Aim of the task: Please tally the lines of the listing that follows where the word "color" appears, and reply with the number only.

========================

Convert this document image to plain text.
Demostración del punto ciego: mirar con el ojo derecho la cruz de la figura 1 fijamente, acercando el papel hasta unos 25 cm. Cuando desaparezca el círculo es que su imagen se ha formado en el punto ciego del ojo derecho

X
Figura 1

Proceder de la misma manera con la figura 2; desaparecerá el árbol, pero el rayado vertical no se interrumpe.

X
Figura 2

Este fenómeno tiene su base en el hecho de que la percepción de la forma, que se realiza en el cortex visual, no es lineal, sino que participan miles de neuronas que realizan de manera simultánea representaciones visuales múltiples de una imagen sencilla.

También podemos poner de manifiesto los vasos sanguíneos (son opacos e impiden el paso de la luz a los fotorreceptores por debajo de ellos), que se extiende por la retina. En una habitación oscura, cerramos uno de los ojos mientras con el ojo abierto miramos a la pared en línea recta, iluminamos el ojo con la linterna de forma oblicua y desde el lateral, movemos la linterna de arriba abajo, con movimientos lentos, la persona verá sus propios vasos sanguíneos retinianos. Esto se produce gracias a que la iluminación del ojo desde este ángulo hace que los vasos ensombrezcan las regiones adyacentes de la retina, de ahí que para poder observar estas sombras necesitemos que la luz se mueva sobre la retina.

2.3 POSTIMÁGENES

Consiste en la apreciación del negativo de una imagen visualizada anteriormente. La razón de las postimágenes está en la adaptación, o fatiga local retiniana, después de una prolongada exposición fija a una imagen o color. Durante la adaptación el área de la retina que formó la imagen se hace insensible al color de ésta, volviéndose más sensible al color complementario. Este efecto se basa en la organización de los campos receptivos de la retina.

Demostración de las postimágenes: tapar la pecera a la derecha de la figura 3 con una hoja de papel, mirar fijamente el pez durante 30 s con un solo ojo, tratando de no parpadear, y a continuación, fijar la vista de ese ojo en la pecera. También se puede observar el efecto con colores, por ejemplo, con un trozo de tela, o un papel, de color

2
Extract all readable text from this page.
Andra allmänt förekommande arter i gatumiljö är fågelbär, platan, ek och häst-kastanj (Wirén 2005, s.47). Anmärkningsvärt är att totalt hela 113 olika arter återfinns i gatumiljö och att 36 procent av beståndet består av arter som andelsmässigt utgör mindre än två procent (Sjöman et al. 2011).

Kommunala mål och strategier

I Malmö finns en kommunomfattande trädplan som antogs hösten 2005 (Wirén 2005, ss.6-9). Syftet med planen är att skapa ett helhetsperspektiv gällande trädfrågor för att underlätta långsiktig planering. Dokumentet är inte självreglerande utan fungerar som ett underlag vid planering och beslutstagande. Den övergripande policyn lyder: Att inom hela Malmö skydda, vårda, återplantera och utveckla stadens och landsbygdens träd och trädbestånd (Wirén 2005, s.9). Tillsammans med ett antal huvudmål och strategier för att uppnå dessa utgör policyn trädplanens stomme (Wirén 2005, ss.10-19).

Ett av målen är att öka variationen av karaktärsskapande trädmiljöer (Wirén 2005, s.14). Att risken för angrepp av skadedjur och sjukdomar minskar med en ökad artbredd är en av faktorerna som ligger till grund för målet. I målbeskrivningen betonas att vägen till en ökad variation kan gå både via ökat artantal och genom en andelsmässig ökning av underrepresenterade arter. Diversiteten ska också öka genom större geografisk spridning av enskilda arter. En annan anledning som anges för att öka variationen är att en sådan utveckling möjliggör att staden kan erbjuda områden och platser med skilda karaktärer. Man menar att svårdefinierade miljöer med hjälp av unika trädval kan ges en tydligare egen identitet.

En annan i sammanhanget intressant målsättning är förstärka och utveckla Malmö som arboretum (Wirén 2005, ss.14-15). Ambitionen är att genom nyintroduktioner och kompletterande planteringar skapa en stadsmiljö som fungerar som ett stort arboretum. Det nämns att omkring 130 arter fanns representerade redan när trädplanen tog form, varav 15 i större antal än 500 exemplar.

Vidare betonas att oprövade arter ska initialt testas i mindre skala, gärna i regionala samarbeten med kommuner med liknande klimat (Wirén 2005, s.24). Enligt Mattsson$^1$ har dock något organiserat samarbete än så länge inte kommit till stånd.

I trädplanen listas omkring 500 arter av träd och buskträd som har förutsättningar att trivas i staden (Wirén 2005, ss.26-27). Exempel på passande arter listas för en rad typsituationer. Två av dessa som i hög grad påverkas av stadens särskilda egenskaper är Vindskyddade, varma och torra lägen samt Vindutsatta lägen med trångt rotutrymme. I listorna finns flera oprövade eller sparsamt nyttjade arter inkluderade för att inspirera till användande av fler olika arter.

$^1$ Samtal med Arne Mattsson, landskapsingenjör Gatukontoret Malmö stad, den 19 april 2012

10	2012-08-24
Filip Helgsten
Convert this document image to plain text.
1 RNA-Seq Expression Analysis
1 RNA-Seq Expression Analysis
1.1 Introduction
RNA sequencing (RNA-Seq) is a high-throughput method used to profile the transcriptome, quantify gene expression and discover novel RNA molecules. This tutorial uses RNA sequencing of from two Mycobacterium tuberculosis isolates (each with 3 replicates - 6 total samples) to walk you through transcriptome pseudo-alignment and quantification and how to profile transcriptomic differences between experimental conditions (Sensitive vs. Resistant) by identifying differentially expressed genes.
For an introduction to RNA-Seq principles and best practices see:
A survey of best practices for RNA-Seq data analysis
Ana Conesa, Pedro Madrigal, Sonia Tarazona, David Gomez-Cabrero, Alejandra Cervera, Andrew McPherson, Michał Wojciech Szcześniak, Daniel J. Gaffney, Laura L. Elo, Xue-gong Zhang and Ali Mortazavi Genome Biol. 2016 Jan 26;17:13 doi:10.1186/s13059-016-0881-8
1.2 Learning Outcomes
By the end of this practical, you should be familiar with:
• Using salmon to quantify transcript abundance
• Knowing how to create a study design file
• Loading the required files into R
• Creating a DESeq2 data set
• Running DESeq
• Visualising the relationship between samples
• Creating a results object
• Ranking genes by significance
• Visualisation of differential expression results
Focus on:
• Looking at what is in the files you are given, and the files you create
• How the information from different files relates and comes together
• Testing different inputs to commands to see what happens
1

========================

Completed task: 2